In the listing below, how many lines contain the word "aneksem"? Please respond with the number only.

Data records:
START

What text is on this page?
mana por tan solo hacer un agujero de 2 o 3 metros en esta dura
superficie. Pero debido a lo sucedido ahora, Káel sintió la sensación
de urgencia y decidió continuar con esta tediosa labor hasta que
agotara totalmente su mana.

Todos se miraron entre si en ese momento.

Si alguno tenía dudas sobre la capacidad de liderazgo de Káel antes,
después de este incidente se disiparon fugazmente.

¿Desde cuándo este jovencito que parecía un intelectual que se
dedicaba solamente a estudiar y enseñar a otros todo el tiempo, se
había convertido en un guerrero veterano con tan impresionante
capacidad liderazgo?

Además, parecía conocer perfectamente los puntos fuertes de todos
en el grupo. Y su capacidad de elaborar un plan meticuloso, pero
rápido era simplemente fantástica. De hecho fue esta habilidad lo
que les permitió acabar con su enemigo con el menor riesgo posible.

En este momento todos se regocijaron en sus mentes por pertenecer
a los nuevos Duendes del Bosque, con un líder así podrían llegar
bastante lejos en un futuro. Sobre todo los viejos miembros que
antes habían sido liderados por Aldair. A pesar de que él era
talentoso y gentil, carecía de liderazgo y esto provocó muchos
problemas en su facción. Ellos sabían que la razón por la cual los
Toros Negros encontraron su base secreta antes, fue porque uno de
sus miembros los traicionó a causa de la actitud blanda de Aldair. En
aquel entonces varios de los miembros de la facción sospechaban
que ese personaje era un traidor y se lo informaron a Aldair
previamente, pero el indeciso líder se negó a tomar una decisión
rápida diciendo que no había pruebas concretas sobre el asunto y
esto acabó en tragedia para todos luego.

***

END
START

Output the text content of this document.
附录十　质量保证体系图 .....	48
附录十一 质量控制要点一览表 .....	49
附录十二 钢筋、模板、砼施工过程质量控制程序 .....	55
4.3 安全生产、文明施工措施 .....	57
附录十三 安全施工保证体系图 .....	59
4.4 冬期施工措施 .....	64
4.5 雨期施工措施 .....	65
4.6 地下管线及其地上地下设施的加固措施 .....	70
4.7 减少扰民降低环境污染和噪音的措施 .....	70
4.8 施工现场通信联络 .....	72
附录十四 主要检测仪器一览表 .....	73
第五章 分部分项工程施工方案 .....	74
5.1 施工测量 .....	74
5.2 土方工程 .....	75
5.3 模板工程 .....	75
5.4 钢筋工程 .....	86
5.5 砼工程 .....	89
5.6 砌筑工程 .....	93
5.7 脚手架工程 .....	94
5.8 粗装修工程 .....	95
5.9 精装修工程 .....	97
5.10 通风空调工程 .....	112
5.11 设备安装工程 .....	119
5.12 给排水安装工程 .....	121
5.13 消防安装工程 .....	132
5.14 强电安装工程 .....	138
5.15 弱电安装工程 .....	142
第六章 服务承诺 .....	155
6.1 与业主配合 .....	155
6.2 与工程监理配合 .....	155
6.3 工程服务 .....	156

END
START

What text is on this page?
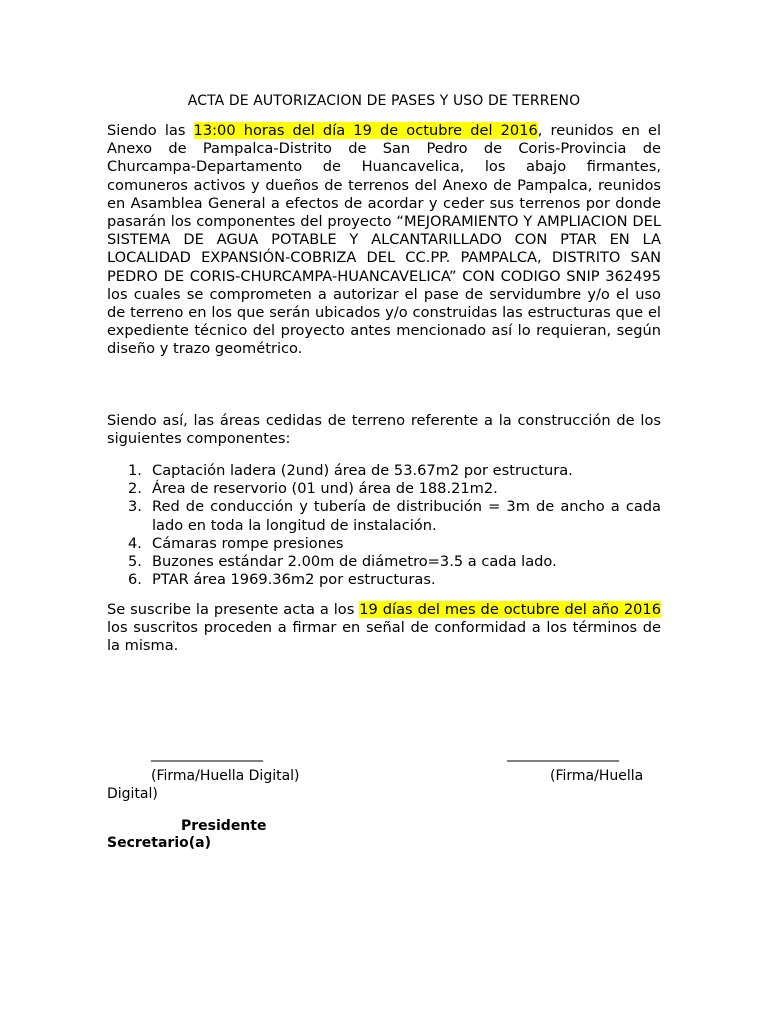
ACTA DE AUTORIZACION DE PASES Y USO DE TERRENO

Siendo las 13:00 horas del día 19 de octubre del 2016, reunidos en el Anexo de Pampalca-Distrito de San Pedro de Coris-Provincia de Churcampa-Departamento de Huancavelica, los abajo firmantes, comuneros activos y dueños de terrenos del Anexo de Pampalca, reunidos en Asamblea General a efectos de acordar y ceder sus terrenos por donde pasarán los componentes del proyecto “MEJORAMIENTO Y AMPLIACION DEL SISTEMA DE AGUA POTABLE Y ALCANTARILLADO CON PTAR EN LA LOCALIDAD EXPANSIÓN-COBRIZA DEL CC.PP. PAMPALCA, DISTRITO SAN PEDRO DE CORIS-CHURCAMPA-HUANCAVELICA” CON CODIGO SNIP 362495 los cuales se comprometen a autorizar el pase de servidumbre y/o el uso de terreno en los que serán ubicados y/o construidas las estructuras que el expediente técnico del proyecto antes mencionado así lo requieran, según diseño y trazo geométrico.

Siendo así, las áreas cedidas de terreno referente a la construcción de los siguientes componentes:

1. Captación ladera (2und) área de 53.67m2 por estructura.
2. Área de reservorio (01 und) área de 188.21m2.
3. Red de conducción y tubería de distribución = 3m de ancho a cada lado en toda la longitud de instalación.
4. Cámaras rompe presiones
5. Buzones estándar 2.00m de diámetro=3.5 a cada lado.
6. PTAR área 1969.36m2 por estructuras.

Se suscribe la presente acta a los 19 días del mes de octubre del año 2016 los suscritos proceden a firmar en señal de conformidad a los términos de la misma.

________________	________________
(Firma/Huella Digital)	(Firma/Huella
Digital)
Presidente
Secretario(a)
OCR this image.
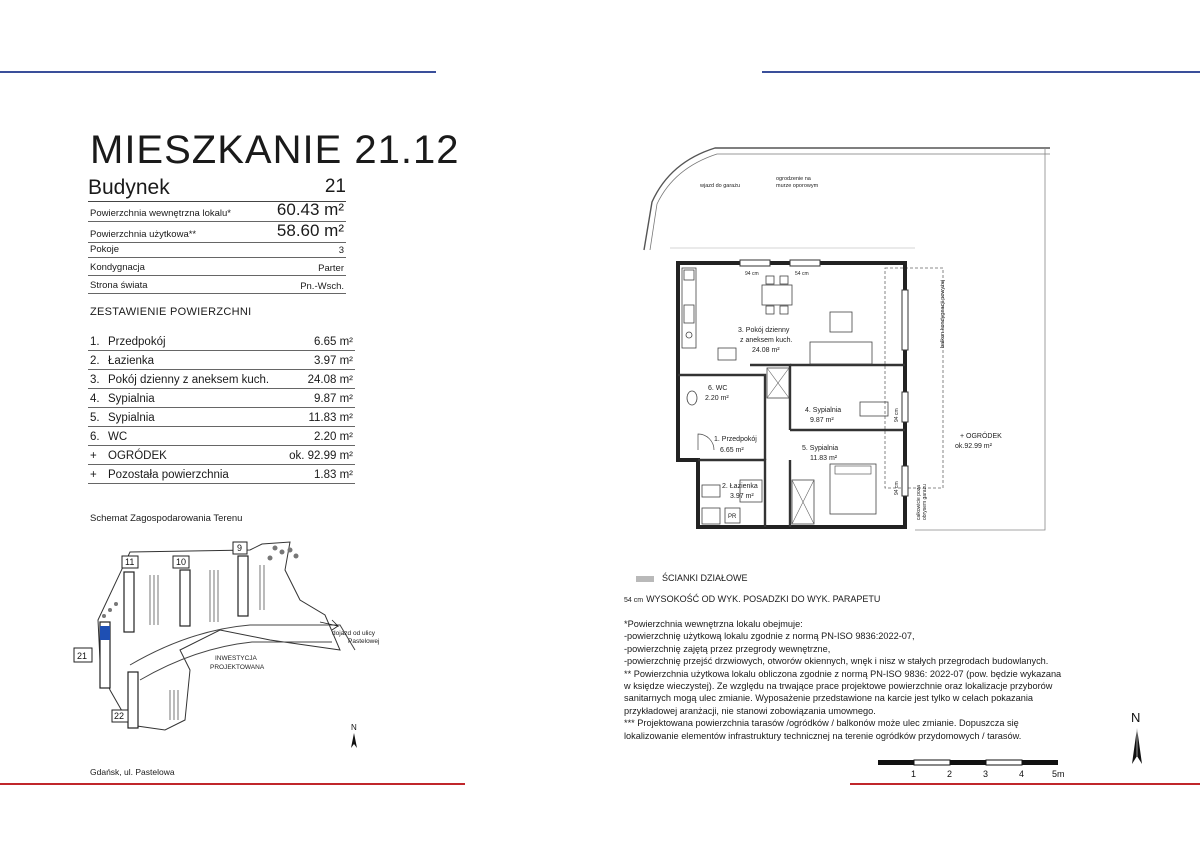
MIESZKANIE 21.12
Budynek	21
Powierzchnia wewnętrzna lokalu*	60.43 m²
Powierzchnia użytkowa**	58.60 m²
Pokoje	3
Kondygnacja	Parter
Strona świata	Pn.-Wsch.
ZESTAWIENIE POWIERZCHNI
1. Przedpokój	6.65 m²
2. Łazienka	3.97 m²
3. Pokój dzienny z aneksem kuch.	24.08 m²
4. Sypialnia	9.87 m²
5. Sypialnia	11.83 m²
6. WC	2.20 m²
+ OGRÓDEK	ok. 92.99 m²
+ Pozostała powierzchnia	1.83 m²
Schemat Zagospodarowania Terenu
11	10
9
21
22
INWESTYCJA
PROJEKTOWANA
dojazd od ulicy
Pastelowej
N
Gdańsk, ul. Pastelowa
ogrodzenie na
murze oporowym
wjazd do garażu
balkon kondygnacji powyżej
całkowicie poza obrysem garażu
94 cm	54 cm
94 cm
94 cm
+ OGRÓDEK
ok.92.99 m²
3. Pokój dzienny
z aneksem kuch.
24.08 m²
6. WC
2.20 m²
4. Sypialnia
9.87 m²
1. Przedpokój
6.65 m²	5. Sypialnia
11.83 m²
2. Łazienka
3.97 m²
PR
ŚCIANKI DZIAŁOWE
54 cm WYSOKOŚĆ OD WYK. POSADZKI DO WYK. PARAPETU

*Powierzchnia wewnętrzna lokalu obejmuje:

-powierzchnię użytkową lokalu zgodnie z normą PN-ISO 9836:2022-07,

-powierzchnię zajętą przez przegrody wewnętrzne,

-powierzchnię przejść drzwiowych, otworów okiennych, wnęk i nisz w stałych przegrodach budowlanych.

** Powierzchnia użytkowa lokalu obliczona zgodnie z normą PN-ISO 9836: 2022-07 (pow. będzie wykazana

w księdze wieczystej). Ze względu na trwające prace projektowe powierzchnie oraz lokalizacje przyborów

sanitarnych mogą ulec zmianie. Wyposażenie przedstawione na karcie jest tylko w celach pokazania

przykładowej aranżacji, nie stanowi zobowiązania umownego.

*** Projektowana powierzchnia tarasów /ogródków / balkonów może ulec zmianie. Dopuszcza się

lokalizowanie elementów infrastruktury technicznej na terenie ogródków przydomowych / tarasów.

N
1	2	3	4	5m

END

#### [RESULT]
2